Given exercise. From the data that follows, copy every line holding the string "TradeNavigator".

━━ Information given

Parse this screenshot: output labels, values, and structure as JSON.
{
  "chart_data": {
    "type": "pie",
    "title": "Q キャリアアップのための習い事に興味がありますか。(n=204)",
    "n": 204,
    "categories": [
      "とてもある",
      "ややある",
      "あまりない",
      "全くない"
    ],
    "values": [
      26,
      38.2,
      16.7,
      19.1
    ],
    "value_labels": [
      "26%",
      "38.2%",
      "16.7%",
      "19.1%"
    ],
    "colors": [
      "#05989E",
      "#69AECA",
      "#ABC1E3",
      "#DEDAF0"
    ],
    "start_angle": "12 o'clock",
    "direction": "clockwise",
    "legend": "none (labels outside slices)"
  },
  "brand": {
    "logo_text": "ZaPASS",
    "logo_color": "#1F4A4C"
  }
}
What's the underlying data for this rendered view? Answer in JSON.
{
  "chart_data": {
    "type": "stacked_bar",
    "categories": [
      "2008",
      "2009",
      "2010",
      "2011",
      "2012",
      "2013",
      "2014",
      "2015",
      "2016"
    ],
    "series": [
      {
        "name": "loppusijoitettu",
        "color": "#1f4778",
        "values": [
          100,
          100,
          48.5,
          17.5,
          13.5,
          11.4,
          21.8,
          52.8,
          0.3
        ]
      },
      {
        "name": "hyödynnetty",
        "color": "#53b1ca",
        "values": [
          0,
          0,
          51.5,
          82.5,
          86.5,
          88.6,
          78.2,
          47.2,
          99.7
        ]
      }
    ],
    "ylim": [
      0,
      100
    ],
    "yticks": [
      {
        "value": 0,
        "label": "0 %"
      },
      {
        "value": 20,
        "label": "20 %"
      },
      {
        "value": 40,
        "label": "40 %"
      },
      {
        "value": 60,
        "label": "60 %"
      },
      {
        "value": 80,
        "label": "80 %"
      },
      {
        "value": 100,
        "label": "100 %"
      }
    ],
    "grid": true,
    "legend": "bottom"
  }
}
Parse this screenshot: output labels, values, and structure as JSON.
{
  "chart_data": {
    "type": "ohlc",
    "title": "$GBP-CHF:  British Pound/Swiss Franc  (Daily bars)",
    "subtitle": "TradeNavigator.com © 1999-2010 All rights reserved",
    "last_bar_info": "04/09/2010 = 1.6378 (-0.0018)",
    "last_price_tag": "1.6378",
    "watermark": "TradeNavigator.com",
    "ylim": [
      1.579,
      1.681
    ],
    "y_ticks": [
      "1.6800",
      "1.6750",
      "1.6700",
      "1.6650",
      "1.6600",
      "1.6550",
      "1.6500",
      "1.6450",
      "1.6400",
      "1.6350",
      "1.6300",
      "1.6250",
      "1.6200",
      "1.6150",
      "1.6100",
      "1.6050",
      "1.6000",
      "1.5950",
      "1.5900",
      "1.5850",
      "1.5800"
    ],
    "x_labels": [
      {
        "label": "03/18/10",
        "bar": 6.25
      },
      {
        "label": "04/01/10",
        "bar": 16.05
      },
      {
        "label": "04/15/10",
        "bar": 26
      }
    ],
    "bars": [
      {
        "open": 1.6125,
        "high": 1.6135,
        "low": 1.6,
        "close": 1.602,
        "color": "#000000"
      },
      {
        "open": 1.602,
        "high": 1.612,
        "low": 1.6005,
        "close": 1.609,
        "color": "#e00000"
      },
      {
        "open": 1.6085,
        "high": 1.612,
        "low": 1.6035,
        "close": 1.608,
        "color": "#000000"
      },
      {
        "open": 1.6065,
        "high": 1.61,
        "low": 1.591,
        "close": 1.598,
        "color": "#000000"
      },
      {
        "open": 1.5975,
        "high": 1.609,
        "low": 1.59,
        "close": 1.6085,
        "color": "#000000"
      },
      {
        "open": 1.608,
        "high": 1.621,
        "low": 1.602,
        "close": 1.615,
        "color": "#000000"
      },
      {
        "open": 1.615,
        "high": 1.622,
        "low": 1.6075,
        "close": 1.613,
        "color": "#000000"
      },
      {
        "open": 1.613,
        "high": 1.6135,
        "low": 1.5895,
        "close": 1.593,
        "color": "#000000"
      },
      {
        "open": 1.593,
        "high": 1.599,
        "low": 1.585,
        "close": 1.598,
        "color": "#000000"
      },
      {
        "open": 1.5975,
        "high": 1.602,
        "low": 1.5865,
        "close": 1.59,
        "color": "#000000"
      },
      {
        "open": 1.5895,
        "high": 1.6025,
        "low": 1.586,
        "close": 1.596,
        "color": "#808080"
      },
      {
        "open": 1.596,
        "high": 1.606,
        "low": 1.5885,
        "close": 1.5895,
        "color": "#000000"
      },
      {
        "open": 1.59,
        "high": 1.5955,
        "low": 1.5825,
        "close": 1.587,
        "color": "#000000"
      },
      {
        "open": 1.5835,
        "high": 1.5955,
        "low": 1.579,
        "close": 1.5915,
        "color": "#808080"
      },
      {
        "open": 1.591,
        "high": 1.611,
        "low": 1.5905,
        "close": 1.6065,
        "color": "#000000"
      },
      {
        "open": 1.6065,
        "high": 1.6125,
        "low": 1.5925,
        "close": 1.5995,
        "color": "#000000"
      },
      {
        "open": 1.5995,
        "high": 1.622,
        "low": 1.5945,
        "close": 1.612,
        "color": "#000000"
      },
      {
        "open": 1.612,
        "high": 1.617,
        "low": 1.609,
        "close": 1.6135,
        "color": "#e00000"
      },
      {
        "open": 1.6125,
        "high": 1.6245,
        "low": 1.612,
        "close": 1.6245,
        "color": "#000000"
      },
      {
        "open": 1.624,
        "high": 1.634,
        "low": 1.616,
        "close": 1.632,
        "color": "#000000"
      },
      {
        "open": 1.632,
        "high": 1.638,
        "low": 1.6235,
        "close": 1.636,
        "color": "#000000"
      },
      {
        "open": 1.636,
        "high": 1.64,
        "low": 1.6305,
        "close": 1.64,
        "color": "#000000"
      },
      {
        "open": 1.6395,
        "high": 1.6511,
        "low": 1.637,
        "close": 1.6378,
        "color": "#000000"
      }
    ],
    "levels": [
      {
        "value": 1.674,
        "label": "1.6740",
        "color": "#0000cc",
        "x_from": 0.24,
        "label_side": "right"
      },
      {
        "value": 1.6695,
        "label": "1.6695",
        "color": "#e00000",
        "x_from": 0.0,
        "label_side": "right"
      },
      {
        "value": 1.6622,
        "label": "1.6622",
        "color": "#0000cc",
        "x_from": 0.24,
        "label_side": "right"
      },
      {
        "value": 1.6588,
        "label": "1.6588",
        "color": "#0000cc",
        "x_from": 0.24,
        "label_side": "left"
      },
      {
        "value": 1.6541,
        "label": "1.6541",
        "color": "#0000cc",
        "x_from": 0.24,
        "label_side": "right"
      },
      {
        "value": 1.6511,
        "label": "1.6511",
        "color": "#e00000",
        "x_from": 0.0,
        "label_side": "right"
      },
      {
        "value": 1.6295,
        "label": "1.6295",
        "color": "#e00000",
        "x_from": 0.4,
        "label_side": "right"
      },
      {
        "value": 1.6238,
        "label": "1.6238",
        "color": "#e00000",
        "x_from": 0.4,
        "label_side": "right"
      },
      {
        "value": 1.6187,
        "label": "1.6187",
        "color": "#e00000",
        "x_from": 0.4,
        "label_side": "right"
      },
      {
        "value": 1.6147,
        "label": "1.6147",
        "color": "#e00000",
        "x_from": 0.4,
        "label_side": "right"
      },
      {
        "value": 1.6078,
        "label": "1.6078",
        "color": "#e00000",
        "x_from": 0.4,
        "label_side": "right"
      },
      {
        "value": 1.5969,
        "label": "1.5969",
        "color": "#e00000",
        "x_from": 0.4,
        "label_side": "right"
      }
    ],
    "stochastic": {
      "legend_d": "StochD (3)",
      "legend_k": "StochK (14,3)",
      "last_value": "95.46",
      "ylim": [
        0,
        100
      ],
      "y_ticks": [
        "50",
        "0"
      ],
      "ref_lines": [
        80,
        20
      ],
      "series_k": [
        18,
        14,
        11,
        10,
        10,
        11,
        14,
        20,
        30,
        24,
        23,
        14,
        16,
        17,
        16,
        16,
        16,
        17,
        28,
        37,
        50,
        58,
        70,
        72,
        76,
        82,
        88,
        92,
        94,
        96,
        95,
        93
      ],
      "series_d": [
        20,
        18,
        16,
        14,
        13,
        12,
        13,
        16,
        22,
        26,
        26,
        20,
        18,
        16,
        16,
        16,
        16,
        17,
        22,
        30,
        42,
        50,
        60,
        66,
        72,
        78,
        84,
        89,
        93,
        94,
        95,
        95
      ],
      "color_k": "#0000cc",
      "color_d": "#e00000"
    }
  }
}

━━━━

Answer to this exercise.
    "subtitle": "TradeNavigator.com © 1999-2010 All rights reserved",
    "watermark": "TradeNavigator.com",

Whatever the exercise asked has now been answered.